▸ **Requirements**:
Extract every entry word for word.
•••
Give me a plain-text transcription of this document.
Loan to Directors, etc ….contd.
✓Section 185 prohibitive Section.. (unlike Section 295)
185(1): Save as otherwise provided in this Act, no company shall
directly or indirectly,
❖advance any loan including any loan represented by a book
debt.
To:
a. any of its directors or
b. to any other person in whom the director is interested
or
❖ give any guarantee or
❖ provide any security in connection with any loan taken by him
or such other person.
•••
▸ **Result of the task**:
Give me a plain-text transcription of this document.
Loan to Directors, etc ….contd.
✓Section 185 prohibitive Section.. (unlike Section 295)
185(1): Save as otherwise provided in this Act, no company shall
directly or indirectly,
❖advance any loan including any loan represented by a book
debt.
To:
a. any of its directors or
b. to any other person in whom the director is interested
or
❖ give any guarantee or
❖ provide any security in connection with any loan taken by him
or such other person.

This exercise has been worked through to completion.